▶ Excerpted text
Start

Stupid question, but I want to be sure.
glm(outcome ~ cva, family = "binomial", data=df, x=TRUE, y=TRUE)
Predictors Odds p
(Intercept) 0.16 <0.001
cvaTRUE 1.95 0.029
My 'outcome' variable is YES or NO as.factor
How can I be sure this glm is giving the Odds of YES and not NO? ie I want to be confident that this is saying "if cva TRUE then Odds 1.95 for outcome YES.
CodePudding user response:
With a binary response taking the value of either 0 or 1, the model estimates the odds that outcome is equal to 1. So, if YES is coded as 1 then you can be sure that the odds of 1.95 are for outcome YES.
CodePudding user response:
If outcome is a factor with levels "NO" and "YES" and cva is a logical vector, then
coef(glm(outcome ~ cva, family = binomial, data = df))
shows you (per unit changes in) log odds of "YES" rather than "NO" if and only if "NO" is the first element of levels(outcome). This requirement is documented in ?family:
For the binomial and quasibinomial families the response can be specified in one of three ways:
- As a factor: ‘success’ is interpreted as the factor not having the first level (and hence usually of having the second level).
If you find that outcome is not coded this way, then do
df$outcome <- relevel(df$outcome, "NO")
to replace outcome in df with a semantically equivalent factor whose first level is "NO".
FWIW, here is one way to check that glm behaves as documented in your use case:
## Simulated data set
set.seed(1L)
n <- 100L
df <- data.frame(
outcome = factor(sample(0:1, size = n, replace = TRUE), levels = 0:1, labels = c("NO", "YES")),
cva = sample(c(FALSE, TRUE), size = n, replace = TRUE)
)
## Contingency table
tt <- table(df$outcome, df$cva)
## Sample odds ratio
r <- (tt["YES", "TRUE"] / tt["NO", "TRUE"]) / (tt["YES", "FALSE"] / tt["NO", "FALSE"])
## Estimated odds ratio when first level is "NO"
m0 <- glm(outcome ~ cva, family = binomial, data = df)
r0 <- exp(coef(m0))[[2L]]
## Reciprocal estimated odds ratio when first level is "YES"
m1 <- glm(relevel(outcome, "YES") ~ cva, family = binomial, data = df)
r1 <- exp(-coef(m1))[[2L]]
print(c(r, r0, r1), digits = 20, width = 30)
[1] 0.85565476190476186247
[2] 0.85565476230266901414
[3] 0.85565476230266912516

End

▶ Requirements
#1 According to the forum thread, how does glm interpret "success" in a binomial model when the response is a factor?
#2 From the forum thread, output the stretch from "## Estimated odds" through "width = 30)" verbatim.

▶ Records supplied
Start

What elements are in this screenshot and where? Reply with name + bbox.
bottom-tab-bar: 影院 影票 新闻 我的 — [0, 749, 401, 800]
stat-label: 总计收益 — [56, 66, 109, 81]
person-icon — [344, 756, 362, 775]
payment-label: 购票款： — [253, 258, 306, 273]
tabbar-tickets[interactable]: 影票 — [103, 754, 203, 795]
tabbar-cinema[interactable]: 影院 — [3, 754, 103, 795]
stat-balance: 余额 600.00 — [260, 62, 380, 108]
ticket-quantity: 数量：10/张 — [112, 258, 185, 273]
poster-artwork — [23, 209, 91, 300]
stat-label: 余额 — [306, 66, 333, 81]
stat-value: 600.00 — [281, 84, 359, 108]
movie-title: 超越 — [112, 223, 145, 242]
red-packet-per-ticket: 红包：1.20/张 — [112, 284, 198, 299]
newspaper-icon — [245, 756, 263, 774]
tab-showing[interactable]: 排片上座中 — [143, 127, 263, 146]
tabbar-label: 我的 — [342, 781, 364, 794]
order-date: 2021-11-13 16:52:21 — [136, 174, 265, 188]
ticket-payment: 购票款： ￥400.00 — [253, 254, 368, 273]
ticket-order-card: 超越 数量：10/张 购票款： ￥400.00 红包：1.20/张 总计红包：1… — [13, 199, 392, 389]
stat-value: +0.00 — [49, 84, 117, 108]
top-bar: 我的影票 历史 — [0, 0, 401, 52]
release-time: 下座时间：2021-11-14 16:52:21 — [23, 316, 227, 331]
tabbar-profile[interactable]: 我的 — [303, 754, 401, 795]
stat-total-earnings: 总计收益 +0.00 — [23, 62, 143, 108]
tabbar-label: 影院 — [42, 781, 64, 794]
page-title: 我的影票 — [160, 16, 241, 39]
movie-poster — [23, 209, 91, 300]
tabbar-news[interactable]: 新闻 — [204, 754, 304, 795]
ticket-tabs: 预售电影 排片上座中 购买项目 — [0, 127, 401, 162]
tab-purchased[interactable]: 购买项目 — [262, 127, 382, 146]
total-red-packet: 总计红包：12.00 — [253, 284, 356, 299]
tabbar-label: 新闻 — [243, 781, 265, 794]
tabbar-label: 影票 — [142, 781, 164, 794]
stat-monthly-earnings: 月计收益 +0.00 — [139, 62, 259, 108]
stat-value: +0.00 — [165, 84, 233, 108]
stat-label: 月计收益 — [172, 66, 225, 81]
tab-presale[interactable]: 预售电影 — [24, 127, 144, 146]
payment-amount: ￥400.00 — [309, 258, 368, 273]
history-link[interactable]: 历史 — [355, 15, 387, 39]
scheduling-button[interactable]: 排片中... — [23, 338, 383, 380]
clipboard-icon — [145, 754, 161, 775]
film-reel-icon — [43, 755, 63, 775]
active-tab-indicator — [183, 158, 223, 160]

End
Start

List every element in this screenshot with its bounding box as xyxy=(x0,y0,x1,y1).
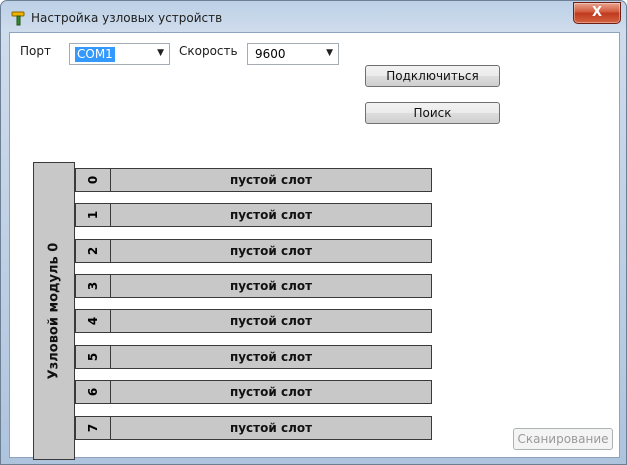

End
Start

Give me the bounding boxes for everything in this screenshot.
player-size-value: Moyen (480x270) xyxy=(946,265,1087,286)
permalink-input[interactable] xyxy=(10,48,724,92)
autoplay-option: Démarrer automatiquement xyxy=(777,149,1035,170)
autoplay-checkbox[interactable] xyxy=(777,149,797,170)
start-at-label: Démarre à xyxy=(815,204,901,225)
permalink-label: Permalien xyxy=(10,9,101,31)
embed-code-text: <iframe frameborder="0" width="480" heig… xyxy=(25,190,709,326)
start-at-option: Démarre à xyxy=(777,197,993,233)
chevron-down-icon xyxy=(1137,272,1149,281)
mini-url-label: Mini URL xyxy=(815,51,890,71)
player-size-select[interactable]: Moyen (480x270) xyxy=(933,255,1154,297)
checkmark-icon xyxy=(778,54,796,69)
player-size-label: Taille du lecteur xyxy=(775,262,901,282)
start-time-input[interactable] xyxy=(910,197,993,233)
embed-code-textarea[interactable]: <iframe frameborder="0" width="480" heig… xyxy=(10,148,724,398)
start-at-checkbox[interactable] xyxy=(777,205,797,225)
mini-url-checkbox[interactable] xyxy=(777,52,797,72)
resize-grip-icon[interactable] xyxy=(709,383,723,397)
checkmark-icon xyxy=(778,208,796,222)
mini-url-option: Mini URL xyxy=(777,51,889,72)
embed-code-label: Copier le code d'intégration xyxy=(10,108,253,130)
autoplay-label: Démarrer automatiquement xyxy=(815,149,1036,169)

End

▶ Task results
#1 As the factor not having the first level, which usually means having the second level.

#2
## Estimated odds ratio when first level is "NO"
m0 <- glm(outcome ~ cva, family = binomial, data = df)
r0 <- exp(coef(m0))[[2L]]
## Reciprocal estimated odds ratio when first level is "YES"
m1 <- glm(relevel(outcome, "YES") ~ cva, family = binomial, data = df)
r1 <- exp(-coef(m1))[[2L]]
print(c(r, r0, r1), digits = 20, width = 30)